** Start of Extracted records **
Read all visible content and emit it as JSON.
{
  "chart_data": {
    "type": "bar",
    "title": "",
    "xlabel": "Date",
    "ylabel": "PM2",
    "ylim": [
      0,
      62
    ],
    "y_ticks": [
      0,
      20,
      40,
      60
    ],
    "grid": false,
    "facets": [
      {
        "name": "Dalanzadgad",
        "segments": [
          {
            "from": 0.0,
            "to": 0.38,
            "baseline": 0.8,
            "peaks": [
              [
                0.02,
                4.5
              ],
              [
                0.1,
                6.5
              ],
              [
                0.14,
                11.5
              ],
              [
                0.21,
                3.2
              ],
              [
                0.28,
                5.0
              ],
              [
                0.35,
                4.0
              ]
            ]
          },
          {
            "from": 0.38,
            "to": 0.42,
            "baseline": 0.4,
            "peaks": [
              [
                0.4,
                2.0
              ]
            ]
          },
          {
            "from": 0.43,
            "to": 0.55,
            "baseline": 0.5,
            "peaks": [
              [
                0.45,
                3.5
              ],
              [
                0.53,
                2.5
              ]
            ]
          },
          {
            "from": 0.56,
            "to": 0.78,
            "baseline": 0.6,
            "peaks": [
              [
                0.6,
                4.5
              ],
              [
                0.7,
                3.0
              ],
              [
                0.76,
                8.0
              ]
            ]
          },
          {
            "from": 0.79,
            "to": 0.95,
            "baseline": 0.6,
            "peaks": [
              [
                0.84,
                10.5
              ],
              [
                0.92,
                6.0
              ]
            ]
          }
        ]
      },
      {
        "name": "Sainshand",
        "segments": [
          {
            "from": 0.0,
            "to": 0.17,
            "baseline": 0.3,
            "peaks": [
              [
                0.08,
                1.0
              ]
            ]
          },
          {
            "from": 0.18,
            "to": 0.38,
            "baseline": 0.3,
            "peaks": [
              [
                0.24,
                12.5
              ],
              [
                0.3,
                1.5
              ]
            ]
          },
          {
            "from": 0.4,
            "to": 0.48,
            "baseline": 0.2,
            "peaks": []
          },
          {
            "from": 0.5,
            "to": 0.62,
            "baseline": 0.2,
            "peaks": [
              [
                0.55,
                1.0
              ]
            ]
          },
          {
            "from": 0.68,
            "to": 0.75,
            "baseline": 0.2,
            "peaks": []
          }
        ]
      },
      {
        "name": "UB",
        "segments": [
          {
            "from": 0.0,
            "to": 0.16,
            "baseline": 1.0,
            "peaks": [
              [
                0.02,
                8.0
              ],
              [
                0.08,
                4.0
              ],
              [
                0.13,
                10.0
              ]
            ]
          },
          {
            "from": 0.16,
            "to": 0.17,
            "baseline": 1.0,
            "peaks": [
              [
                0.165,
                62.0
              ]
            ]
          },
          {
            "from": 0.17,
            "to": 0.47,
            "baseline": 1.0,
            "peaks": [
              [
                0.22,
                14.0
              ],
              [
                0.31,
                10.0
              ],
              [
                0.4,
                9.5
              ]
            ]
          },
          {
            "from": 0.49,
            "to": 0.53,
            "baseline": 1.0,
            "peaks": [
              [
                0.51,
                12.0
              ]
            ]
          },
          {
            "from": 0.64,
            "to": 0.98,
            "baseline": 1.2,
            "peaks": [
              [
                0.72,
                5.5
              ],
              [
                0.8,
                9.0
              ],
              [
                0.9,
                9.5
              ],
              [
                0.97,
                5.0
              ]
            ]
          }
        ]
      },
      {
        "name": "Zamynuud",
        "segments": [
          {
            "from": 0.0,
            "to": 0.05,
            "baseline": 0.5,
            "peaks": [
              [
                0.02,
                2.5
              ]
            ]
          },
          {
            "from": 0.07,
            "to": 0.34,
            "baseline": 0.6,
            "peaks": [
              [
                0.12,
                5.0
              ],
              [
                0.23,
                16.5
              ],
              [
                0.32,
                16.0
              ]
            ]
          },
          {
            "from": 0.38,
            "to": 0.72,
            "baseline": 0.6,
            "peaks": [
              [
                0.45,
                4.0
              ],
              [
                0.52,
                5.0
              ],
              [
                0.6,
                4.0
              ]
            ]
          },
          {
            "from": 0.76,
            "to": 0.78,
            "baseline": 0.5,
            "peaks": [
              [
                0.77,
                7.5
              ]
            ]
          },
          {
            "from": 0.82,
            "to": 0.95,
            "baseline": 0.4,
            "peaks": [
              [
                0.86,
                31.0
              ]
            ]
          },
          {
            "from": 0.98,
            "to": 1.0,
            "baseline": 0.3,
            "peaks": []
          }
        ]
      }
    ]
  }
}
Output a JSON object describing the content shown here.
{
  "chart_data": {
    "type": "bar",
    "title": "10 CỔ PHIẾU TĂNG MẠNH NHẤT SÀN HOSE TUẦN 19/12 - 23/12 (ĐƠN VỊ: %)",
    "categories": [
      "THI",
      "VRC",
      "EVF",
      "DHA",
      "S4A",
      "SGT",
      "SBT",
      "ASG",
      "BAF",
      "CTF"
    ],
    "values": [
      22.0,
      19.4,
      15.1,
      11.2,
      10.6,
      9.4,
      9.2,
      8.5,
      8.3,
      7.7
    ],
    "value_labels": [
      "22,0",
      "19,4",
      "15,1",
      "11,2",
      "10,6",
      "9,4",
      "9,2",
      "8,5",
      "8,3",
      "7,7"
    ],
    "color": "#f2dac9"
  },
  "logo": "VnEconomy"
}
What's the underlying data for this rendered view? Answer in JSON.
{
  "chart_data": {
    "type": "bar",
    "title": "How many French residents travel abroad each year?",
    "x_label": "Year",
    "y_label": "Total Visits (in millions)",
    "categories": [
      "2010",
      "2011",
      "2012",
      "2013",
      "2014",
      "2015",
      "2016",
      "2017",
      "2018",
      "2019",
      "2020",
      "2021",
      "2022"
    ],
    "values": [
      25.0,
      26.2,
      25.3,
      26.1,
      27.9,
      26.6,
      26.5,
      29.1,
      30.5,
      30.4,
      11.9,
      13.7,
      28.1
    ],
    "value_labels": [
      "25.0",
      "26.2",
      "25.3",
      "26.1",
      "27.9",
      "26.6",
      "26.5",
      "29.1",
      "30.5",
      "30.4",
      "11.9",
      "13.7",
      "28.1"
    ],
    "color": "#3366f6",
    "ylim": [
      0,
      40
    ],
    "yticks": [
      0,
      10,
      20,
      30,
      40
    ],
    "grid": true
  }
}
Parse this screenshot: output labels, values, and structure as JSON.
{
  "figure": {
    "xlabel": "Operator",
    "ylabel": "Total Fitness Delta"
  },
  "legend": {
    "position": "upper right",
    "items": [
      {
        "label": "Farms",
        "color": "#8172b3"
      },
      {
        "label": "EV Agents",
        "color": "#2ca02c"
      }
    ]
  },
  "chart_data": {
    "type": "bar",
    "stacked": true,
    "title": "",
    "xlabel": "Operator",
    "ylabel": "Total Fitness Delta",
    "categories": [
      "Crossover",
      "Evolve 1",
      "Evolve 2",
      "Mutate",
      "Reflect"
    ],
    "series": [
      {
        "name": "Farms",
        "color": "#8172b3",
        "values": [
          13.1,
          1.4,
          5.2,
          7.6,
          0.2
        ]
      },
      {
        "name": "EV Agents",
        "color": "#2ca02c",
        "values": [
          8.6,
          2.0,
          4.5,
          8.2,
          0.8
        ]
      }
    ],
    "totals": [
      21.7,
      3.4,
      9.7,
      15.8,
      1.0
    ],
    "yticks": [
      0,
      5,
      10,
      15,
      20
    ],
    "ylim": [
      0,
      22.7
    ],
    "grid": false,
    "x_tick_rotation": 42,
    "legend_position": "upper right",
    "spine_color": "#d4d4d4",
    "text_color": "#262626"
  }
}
** End of Extracted records **
**Directions for this task**
Reproduce the listing shown above in its entirety, exactly.

**Output of the exercise**
Read all visible content and emit it as JSON.
{
  "chart_data": {
    "type": "bar",
    "title": "",
    "xlabel": "Date",
    "ylabel": "PM2",
    "ylim": [
      0,
      62
    ],
    "y_ticks": [
      0,
      20,
      40,
      60
    ],
    "grid": false,
    "facets": [
      {
        "name": "Dalanzadgad",
        "segments": [
          {
            "from": 0.0,
            "to": 0.38,
            "baseline": 0.8,
            "peaks": [
              [
                0.02,
                4.5
              ],
              [
                0.1,
                6.5
              ],
              [
                0.14,
                11.5
              ],
              [
                0.21,
                3.2
              ],
              [
                0.28,
                5.0
              ],
              [
                0.35,
                4.0
              ]
            ]
          },
          {
            "from": 0.38,
            "to": 0.42,
            "baseline": 0.4,
            "peaks": [
              [
                0.4,
                2.0
              ]
            ]
          },
          {
            "from": 0.43,
            "to": 0.55,
            "baseline": 0.5,
            "peaks": [
              [
                0.45,
                3.5
              ],
              [
                0.53,
                2.5
              ]
            ]
          },
          {
            "from": 0.56,
            "to": 0.78,
            "baseline": 0.6,
            "peaks": [
              [
                0.6,
                4.5
              ],
              [
                0.7,
                3.0
              ],
              [
                0.76,
                8.0
              ]
            ]
          },
          {
            "from": 0.79,
            "to": 0.95,
            "baseline": 0.6,
            "peaks": [
              [
                0.84,
                10.5
              ],
              [
                0.92,
                6.0
              ]
            ]
          }
        ]
      },
      {
        "name": "Sainshand",
        "segments": [
          {
            "from": 0.0,
            "to": 0.17,
            "baseline": 0.3,
            "peaks": [
              [
                0.08,
                1.0
              ]
            ]
          },
          {
            "from": 0.18,
            "to": 0.38,
            "baseline": 0.3,
            "peaks": [
              [
                0.24,
                12.5
              ],
              [
                0.3,
                1.5
              ]
            ]
          },
          {
            "from": 0.4,
            "to": 0.48,
            "baseline": 0.2,
            "peaks": []
          },
          {
            "from": 0.5,
            "to": 0.62,
            "baseline": 0.2,
            "peaks": [
              [
                0.55,
                1.0
              ]
            ]
          },
          {
            "from": 0.68,
            "to": 0.75,
            "baseline": 0.2,
            "peaks": []
          }
        ]
      },
      {
        "name": "UB",
        "segments": [
          {
            "from": 0.0,
            "to": 0.16,
            "baseline": 1.0,
            "peaks": [
              [
                0.02,
                8.0
              ],
              [
                0.08,
                4.0
              ],
              [
                0.13,
                10.0
              ]
            ]
          },
          {
            "from": 0.16,
            "to": 0.17,
            "baseline": 1.0,
            "peaks": [
              [
                0.165,
                62.0
              ]
            ]
          },
          {
            "from": 0.17,
            "to": 0.47,
            "baseline": 1.0,
            "peaks": [
              [
                0.22,
                14.0
              ],
              [
                0.31,
                10.0
              ],
              [
                0.4,
                9.5
              ]
            ]
          },
          {
            "from": 0.49,
            "to": 0.53,
            "baseline": 1.0,
            "peaks": [
              [
                0.51,
                12.0
              ]
            ]
          },
          {
            "from": 0.64,
            "to": 0.98,
            "baseline": 1.2,
            "peaks": [
              [
                0.72,
                5.5
              ],
              [
                0.8,
                9.0
              ],
              [
                0.9,
                9.5
              ],
              [
                0.97,
                5.0
              ]
            ]
          }
        ]
      },
      {
        "name": "Zamynuud",
        "segments": [
          {
            "from": 0.0,
            "to": 0.05,
            "baseline": 0.5,
            "peaks": [
              [
                0.02,
                2.5
              ]
            ]
          },
          {
            "from": 0.07,
            "to": 0.34,
            "baseline": 0.6,
            "peaks": [
              [
                0.12,
                5.0
              ],
              [
                0.23,
                16.5
              ],
              [
                0.32,
                16.0
              ]
            ]
          },
          {
            "from": 0.38,
            "to": 0.72,
            "baseline": 0.6,
            "peaks": [
              [
                0.45,
                4.0
              ],
              [
                0.52,
                5.0
              ],
              [
                0.6,
                4.0
              ]
            ]
          },
          {
            "from": 0.76,
            "to": 0.78,
            "baseline": 0.5,
            "peaks": [
              [
                0.77,
                7.5
              ]
            ]
          },
          {
            "from": 0.82,
            "to": 0.95,
            "baseline": 0.4,
            "peaks": [
              [
                0.86,
                31.0
              ]
            ]
          },
          {
            "from": 0.98,
            "to": 1.0,
            "baseline": 0.3,
            "peaks": []
          }
        ]
      }
    ]
  }
}
Output a JSON object describing the content shown here.
{
  "chart_data": {
    "type": "bar",
    "title": "10 CỔ PHIẾU TĂNG MẠNH NHẤT SÀN HOSE TUẦN 19/12 - 23/12 (ĐƠN VỊ: %)",
    "categories": [
      "THI",
      "VRC",
      "EVF",
      "DHA",
      "S4A",
      "SGT",
      "SBT",
      "ASG",
      "BAF",
      "CTF"
    ],
    "values": [
      22.0,
      19.4,
      15.1,
      11.2,
      10.6,
      9.4,
      9.2,
      8.5,
      8.3,
      7.7
    ],
    "value_labels": [
      "22,0",
      "19,4",
      "15,1",
      "11,2",
      "10,6",
      "9,4",
      "9,2",
      "8,5",
      "8,3",
      "7,7"
    ],
    "color": "#f2dac9"
  },
  "logo": "VnEconomy"
}
What's the underlying data for this rendered view? Answer in JSON.
{
  "chart_data": {
    "type": "bar",
    "title": "How many French residents travel abroad each year?",
    "x_label": "Year",
    "y_label": "Total Visits (in millions)",
    "categories": [
      "2010",
      "2011",
      "2012",
      "2013",
      "2014",
      "2015",
      "2016",
      "2017",
      "2018",
      "2019",
      "2020",
      "2021",
      "2022"
    ],
    "values": [
      25.0,
      26.2,
      25.3,
      26.1,
      27.9,
      26.6,
      26.5,
      29.1,
      30.5,
      30.4,
      11.9,
      13.7,
      28.1
    ],
    "value_labels": [
      "25.0",
      "26.2",
      "25.3",
      "26.1",
      "27.9",
      "26.6",
      "26.5",
      "29.1",
      "30.5",
      "30.4",
      "11.9",
      "13.7",
      "28.1"
    ],
    "color": "#3366f6",
    "ylim": [
      0,
      40
    ],
    "yticks": [
      0,
      10,
      20,
      30,
      40
    ],
    "grid": true
  }
}
Parse this screenshot: output labels, values, and structure as JSON.
{
  "figure": {
    "xlabel": "Operator",
    "ylabel": "Total Fitness Delta"
  },
  "legend": {
    "position": "upper right",
    "items": [
      {
        "label": "Farms",
        "color": "#8172b3"
      },
      {
        "label": "EV Agents",
        "color": "#2ca02c"
      }
    ]
  },
  "chart_data": {
    "type": "bar",
    "stacked": true,
    "title": "",
    "xlabel": "Operator",
    "ylabel": "Total Fitness Delta",
    "categories": [
      "Crossover",
      "Evolve 1",
      "Evolve 2",
      "Mutate",
      "Reflect"
    ],
    "series": [
      {
        "name": "Farms",
        "color": "#8172b3",
        "values": [
          13.1,
          1.4,
          5.2,
          7.6,
          0.2
        ]
      },
      {
        "name": "EV Agents",
        "color": "#2ca02c",
        "values": [
          8.6,
          2.0,
          4.5,
          8.2,
          0.8
        ]
      }
    ],
    "totals": [
      21.7,
      3.4,
      9.7,
      15.8,
      1.0
    ],
    "yticks": [
      0,
      5,
      10,
      15,
      20
    ],
    "ylim": [
      0,
      22.7
    ],
    "grid": false,
    "x_tick_rotation": 42,
    "legend_position": "upper right",
    "spine_color": "#d4d4d4",
    "text_color": "#262626"
  }
}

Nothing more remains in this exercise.